#### [WHAT YOU NEED TO DO]
Would you transcribe the whole listing exactly, minus its pictures?

── MATERIAL PROVIDED

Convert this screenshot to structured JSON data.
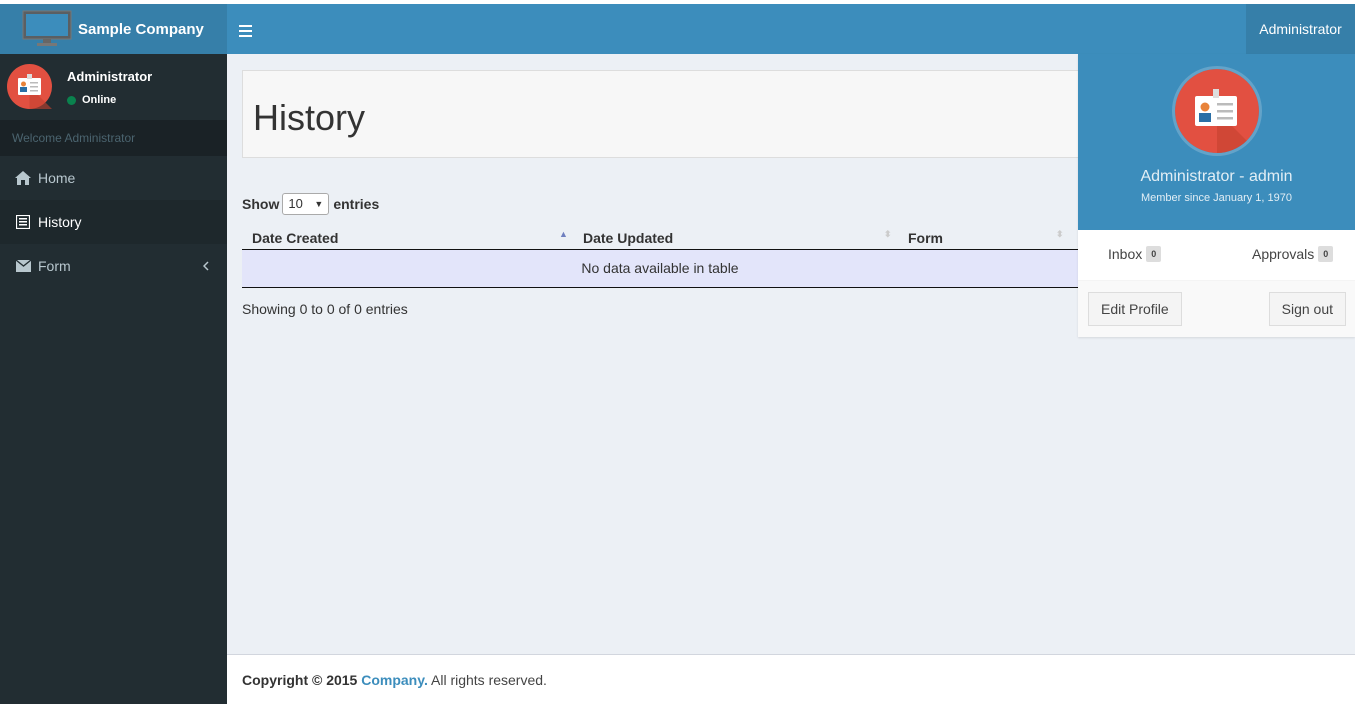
{
  "app": {
    "logo_text": "Sample Company",
    "navbar_user": "Administrator"
  },
  "sidebar": {
    "user_name": "Administrator",
    "status": "Online",
    "header": "Welcome Administrator",
    "items": [
      {
        "label": "Home",
        "icon": "home-icon"
      },
      {
        "label": "History",
        "icon": "list-icon"
      },
      {
        "label": "Form",
        "icon": "envelope-icon"
      }
    ]
  },
  "page": {
    "title": "History"
  },
  "table": {
    "show_label": "Show",
    "page_length": "10",
    "entries_label": "entries",
    "columns": [
      "Date Created",
      "Date Updated",
      "Form"
    ],
    "empty_text": "No data available in table",
    "info": "Showing 0 to 0 of 0 entries"
  },
  "user_dropdown": {
    "name": "Administrator - admin",
    "member_since": "Member since January 1, 1970",
    "inbox_label": "Inbox",
    "inbox_count": "0",
    "approvals_label": "Approvals",
    "approvals_count": "0",
    "edit_profile": "Edit Profile",
    "sign_out": "Sign out"
  },
  "footer": {
    "copyright": "Copyright © 2015",
    "company": "Company.",
    "rights": "All rights reserved."
  },
  "colors": {
    "navbar": "#3c8dbc",
    "sidebar": "#222d32",
    "avatar_red": "#e25041"
  }
}
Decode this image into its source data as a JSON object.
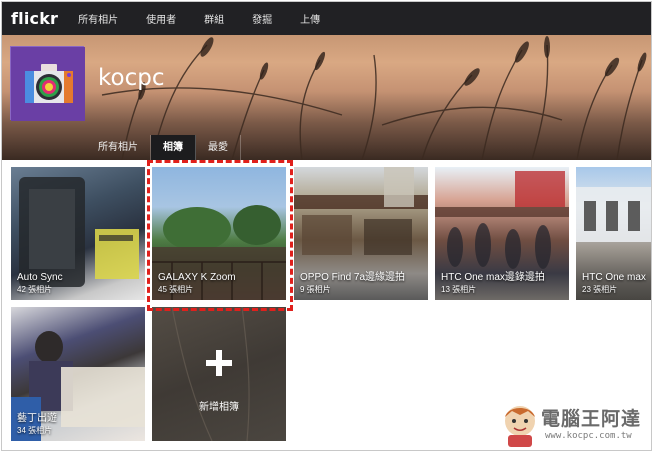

────

#### [WRITTEN REPLY]
Convert this screenshot to structured JSON data.
{
  "app": {
    "logo_text": "Sample Company",
    "navbar_user": "Administrator"
  },
  "sidebar": {
    "user_name": "Administrator",
    "status": "Online",
    "header": "Welcome Administrator",
    "items": [
      {
        "label": "Home",
        "icon": "home-icon"
      },
      {
        "label": "History",
        "icon": "list-icon"
      },
      {
        "label": "Form",
        "icon": "envelope-icon"
      }
    ]
  },
  "page": {
    "title": "History"
  },
  "table": {
    "show_label": "Show",
    "page_length": "10",
    "entries_label": "entries",
    "columns": [
      "Date Created",
      "Date Updated",
      "Form"
    ],
    "empty_text": "No data available in table",
    "info": "Showing 0 to 0 of 0 entries"
  },
  "user_dropdown": {
    "name": "Administrator - admin",
    "member_since": "Member since January 1, 1970",
    "inbox_label": "Inbox",
    "inbox_count": "0",
    "approvals_label": "Approvals",
    "approvals_count": "0",
    "edit_profile": "Edit Profile",
    "sign_out": "Sign out"
  },
  "footer": {
    "copyright": "Copyright © 2015",
    "company": "Company.",
    "rights": "All rights reserved."
  },
  "colors": {
    "navbar": "#3c8dbc",
    "sidebar": "#222d32",
    "avatar_red": "#e25041"
  }
}
Decode this image into its source data as a JSON object.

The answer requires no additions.